## Information supplied

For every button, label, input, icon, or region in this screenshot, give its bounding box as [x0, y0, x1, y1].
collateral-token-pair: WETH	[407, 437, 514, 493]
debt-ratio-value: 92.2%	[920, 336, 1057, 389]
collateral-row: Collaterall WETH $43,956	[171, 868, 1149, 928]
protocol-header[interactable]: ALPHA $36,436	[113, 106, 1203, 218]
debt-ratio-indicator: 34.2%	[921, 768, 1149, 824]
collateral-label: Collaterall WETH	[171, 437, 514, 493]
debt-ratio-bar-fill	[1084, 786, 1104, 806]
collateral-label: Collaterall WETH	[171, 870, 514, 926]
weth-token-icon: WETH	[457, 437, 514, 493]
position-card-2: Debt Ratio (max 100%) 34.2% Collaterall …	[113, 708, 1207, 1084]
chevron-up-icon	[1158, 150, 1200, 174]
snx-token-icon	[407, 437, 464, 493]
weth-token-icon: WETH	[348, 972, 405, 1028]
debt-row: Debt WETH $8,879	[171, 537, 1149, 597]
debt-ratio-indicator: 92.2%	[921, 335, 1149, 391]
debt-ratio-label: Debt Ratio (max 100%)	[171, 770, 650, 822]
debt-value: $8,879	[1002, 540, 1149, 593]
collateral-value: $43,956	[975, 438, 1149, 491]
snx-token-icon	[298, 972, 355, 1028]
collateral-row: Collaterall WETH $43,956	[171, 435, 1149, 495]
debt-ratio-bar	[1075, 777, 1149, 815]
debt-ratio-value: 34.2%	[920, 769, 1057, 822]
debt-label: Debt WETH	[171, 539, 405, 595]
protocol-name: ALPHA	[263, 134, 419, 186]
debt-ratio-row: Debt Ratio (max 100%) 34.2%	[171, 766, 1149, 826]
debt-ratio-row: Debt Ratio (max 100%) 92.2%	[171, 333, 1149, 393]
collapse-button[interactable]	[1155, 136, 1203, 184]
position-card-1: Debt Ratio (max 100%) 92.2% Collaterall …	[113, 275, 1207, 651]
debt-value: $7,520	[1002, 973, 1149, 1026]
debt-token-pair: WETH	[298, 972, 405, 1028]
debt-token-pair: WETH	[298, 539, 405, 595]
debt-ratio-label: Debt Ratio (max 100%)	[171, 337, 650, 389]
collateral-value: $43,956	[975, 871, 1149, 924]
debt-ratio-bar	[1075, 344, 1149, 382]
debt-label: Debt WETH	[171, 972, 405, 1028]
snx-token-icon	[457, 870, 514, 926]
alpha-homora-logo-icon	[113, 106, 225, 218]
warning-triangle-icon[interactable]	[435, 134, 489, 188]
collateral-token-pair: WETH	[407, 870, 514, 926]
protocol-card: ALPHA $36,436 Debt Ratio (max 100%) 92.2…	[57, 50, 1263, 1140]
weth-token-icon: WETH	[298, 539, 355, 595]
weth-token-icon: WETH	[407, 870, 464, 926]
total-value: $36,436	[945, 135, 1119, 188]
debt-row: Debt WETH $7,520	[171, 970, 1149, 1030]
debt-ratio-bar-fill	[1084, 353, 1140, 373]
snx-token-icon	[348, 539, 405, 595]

## Aim
Reproduce all of the entries above word for word and line for line, with no changes.

## Exercise output
For every button, label, input, icon, or region in this screenshot, give its bounding box as [x0, y0, x1, y1].
collateral-token-pair: WETH	[407, 437, 514, 493]
debt-ratio-value: 92.2%	[920, 336, 1057, 389]
collateral-row: Collaterall WETH $43,956	[171, 868, 1149, 928]
protocol-header[interactable]: ALPHA $36,436	[113, 106, 1203, 218]
debt-ratio-indicator: 34.2%	[921, 768, 1149, 824]
collateral-label: Collaterall WETH	[171, 437, 514, 493]
debt-ratio-bar-fill	[1084, 786, 1104, 806]
collateral-label: Collaterall WETH	[171, 870, 514, 926]
weth-token-icon: WETH	[457, 437, 514, 493]
position-card-2: Debt Ratio (max 100%) 34.2% Collaterall …	[113, 708, 1207, 1084]
chevron-up-icon	[1158, 150, 1200, 174]
snx-token-icon	[407, 437, 464, 493]
weth-token-icon: WETH	[348, 972, 405, 1028]
debt-row: Debt WETH $8,879	[171, 537, 1149, 597]
debt-ratio-indicator: 92.2%	[921, 335, 1149, 391]
debt-ratio-label: Debt Ratio (max 100%)	[171, 770, 650, 822]
debt-value: $8,879	[1002, 540, 1149, 593]
collateral-value: $43,956	[975, 438, 1149, 491]
snx-token-icon	[298, 972, 355, 1028]
collateral-row: Collaterall WETH $43,956	[171, 435, 1149, 495]
debt-ratio-bar	[1075, 777, 1149, 815]
debt-ratio-value: 34.2%	[920, 769, 1057, 822]
debt-label: Debt WETH	[171, 539, 405, 595]
protocol-name: ALPHA	[263, 134, 419, 186]
debt-ratio-row: Debt Ratio (max 100%) 34.2%	[171, 766, 1149, 826]
debt-ratio-row: Debt Ratio (max 100%) 92.2%	[171, 333, 1149, 393]
collapse-button[interactable]	[1155, 136, 1203, 184]
position-card-1: Debt Ratio (max 100%) 92.2% Collaterall …	[113, 275, 1207, 651]
debt-value: $7,520	[1002, 973, 1149, 1026]
debt-token-pair: WETH	[298, 972, 405, 1028]
debt-token-pair: WETH	[298, 539, 405, 595]
debt-ratio-label: Debt Ratio (max 100%)	[171, 337, 650, 389]
collateral-value: $43,956	[975, 871, 1149, 924]
debt-ratio-bar	[1075, 344, 1149, 382]
debt-label: Debt WETH	[171, 972, 405, 1028]
snx-token-icon	[457, 870, 514, 926]
alpha-homora-logo-icon	[113, 106, 225, 218]
warning-triangle-icon[interactable]	[435, 134, 489, 188]
collateral-token-pair: WETH	[407, 870, 514, 926]
protocol-card: ALPHA $36,436 Debt Ratio (max 100%) 92.2…	[57, 50, 1263, 1140]
weth-token-icon: WETH	[298, 539, 355, 595]
weth-token-icon: WETH	[407, 870, 464, 926]
total-value: $36,436	[945, 135, 1119, 188]
debt-row: Debt WETH $7,520	[171, 970, 1149, 1030]
debt-ratio-bar-fill	[1084, 353, 1140, 373]
snx-token-icon	[348, 539, 405, 595]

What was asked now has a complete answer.